--- Material for this exercise ---

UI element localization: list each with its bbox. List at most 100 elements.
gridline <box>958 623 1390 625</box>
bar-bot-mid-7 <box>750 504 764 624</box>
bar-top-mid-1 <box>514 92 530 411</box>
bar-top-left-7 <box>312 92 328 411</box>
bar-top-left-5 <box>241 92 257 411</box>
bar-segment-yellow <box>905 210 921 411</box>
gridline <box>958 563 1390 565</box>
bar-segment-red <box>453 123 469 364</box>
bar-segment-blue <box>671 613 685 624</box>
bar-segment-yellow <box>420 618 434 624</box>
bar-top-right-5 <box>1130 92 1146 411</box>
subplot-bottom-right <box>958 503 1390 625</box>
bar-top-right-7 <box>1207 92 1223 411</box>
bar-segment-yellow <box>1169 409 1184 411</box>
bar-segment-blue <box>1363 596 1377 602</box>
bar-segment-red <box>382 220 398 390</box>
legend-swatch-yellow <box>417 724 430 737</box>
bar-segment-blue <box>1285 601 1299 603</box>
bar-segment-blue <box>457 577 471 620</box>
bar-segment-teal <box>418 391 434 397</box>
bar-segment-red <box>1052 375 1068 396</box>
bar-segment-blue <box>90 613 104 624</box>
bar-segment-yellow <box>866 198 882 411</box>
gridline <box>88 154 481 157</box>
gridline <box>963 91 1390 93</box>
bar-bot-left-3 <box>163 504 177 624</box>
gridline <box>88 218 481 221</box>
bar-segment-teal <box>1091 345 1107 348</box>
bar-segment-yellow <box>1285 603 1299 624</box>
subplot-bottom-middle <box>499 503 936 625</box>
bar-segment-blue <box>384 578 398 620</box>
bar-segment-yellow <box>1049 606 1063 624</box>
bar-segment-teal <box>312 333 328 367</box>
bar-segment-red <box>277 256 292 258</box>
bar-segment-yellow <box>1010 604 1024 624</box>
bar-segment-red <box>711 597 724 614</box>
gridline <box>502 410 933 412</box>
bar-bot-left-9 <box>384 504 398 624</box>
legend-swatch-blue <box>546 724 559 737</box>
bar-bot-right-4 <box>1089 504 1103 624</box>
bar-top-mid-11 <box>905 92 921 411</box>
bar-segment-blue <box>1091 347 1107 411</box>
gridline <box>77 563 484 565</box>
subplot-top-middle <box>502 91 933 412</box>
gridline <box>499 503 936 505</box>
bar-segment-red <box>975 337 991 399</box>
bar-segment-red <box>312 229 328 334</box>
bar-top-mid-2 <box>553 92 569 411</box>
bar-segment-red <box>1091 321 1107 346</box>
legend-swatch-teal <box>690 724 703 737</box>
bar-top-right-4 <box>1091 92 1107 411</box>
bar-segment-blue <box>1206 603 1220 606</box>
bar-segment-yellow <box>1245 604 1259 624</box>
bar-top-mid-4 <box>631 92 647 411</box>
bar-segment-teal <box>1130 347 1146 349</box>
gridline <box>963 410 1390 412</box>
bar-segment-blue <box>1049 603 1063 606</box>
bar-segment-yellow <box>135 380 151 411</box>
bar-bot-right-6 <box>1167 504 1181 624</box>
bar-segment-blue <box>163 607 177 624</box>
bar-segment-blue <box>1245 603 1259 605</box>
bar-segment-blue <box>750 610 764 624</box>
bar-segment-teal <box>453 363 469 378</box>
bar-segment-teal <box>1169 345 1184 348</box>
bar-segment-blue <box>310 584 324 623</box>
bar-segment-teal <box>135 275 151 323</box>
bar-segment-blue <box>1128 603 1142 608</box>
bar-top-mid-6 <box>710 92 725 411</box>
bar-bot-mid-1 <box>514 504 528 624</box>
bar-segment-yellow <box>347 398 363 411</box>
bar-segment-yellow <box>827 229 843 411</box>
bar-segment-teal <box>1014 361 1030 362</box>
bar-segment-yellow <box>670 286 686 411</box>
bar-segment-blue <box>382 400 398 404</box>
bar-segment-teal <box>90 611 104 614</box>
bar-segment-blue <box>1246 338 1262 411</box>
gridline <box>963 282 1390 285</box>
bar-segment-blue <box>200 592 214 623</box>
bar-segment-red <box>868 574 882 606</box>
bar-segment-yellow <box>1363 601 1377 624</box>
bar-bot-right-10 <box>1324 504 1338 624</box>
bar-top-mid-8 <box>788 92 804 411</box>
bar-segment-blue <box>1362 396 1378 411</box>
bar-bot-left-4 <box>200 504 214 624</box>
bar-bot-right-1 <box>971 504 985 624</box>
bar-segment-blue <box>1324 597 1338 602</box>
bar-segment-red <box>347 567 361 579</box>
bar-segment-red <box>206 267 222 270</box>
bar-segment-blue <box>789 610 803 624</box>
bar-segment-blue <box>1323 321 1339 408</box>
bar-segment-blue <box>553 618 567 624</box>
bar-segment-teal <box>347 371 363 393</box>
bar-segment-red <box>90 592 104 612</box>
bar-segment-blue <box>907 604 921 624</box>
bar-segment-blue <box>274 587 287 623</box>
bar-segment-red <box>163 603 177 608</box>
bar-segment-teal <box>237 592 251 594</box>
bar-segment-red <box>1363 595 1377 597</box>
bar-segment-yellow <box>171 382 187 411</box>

---

§ **Brief**
Reproduce the entire listing above verbatim, line for line.

§ **Correct response**
UI element localization: list each with its bbox. List at most 100 elements.
gridline <box>958 623 1390 625</box>
bar-bot-mid-7 <box>750 504 764 624</box>
bar-top-mid-1 <box>514 92 530 411</box>
bar-top-left-7 <box>312 92 328 411</box>
bar-top-left-5 <box>241 92 257 411</box>
bar-segment-yellow <box>905 210 921 411</box>
gridline <box>958 563 1390 565</box>
bar-segment-red <box>453 123 469 364</box>
bar-segment-blue <box>671 613 685 624</box>
bar-segment-yellow <box>420 618 434 624</box>
bar-top-right-5 <box>1130 92 1146 411</box>
subplot-bottom-right <box>958 503 1390 625</box>
bar-top-right-7 <box>1207 92 1223 411</box>
bar-segment-yellow <box>1169 409 1184 411</box>
bar-segment-blue <box>1363 596 1377 602</box>
bar-segment-red <box>382 220 398 390</box>
legend-swatch-yellow <box>417 724 430 737</box>
bar-segment-blue <box>1285 601 1299 603</box>
bar-segment-blue <box>457 577 471 620</box>
bar-segment-teal <box>418 391 434 397</box>
bar-segment-red <box>1052 375 1068 396</box>
bar-segment-blue <box>90 613 104 624</box>
bar-segment-yellow <box>866 198 882 411</box>
gridline <box>88 154 481 157</box>
gridline <box>963 91 1390 93</box>
bar-bot-left-3 <box>163 504 177 624</box>
gridline <box>88 218 481 221</box>
bar-segment-teal <box>1091 345 1107 348</box>
bar-segment-yellow <box>1285 603 1299 624</box>
subplot-bottom-middle <box>499 503 936 625</box>
bar-segment-blue <box>384 578 398 620</box>
bar-segment-yellow <box>1049 606 1063 624</box>
bar-segment-teal <box>312 333 328 367</box>
bar-segment-red <box>277 256 292 258</box>
bar-segment-yellow <box>1010 604 1024 624</box>
bar-segment-red <box>711 597 724 614</box>
gridline <box>502 410 933 412</box>
bar-bot-left-9 <box>384 504 398 624</box>
legend-swatch-blue <box>546 724 559 737</box>
bar-bot-right-4 <box>1089 504 1103 624</box>
bar-top-mid-11 <box>905 92 921 411</box>
bar-segment-blue <box>1091 347 1107 411</box>
gridline <box>77 563 484 565</box>
subplot-top-middle <box>502 91 933 412</box>
gridline <box>499 503 936 505</box>
bar-segment-red <box>975 337 991 399</box>
bar-segment-red <box>312 229 328 334</box>
bar-top-mid-2 <box>553 92 569 411</box>
bar-segment-red <box>1091 321 1107 346</box>
legend-swatch-teal <box>690 724 703 737</box>
bar-top-right-4 <box>1091 92 1107 411</box>
bar-segment-blue <box>1206 603 1220 606</box>
bar-segment-yellow <box>1245 604 1259 624</box>
bar-top-mid-4 <box>631 92 647 411</box>
bar-segment-teal <box>1130 347 1146 349</box>
gridline <box>963 410 1390 412</box>
bar-segment-blue <box>1049 603 1063 606</box>
bar-segment-yellow <box>135 380 151 411</box>
bar-bot-right-6 <box>1167 504 1181 624</box>
bar-segment-blue <box>163 607 177 624</box>
bar-segment-blue <box>1245 603 1259 605</box>
bar-segment-blue <box>750 610 764 624</box>
bar-segment-teal <box>453 363 469 378</box>
bar-segment-teal <box>1169 345 1184 348</box>
bar-segment-blue <box>310 584 324 623</box>
bar-segment-teal <box>135 275 151 323</box>
bar-segment-blue <box>1128 603 1142 608</box>
bar-top-mid-6 <box>710 92 725 411</box>
bar-bot-mid-1 <box>514 504 528 624</box>
bar-segment-yellow <box>347 398 363 411</box>
bar-segment-yellow <box>827 229 843 411</box>
bar-segment-teal <box>1014 361 1030 362</box>
bar-segment-yellow <box>670 286 686 411</box>
bar-segment-blue <box>382 400 398 404</box>
bar-segment-teal <box>90 611 104 614</box>
bar-segment-blue <box>1246 338 1262 411</box>
gridline <box>963 282 1390 285</box>
bar-segment-blue <box>200 592 214 623</box>
bar-segment-red <box>868 574 882 606</box>
bar-segment-yellow <box>1363 601 1377 624</box>
bar-bot-right-10 <box>1324 504 1338 624</box>
bar-top-mid-8 <box>788 92 804 411</box>
bar-segment-blue <box>1362 396 1378 411</box>
bar-bot-left-4 <box>200 504 214 624</box>
bar-bot-right-1 <box>971 504 985 624</box>
bar-segment-blue <box>1324 597 1338 602</box>
bar-segment-red <box>347 567 361 579</box>
bar-segment-red <box>206 267 222 270</box>
bar-segment-blue <box>789 610 803 624</box>
bar-segment-blue <box>1323 321 1339 408</box>
bar-segment-blue <box>553 618 567 624</box>
bar-segment-teal <box>347 371 363 393</box>
bar-segment-red <box>90 592 104 612</box>
bar-segment-blue <box>907 604 921 624</box>
bar-segment-blue <box>274 587 287 623</box>
bar-segment-red <box>163 603 177 608</box>
bar-segment-teal <box>237 592 251 594</box>
bar-segment-red <box>1363 595 1377 597</box>
bar-segment-yellow <box>171 382 187 411</box>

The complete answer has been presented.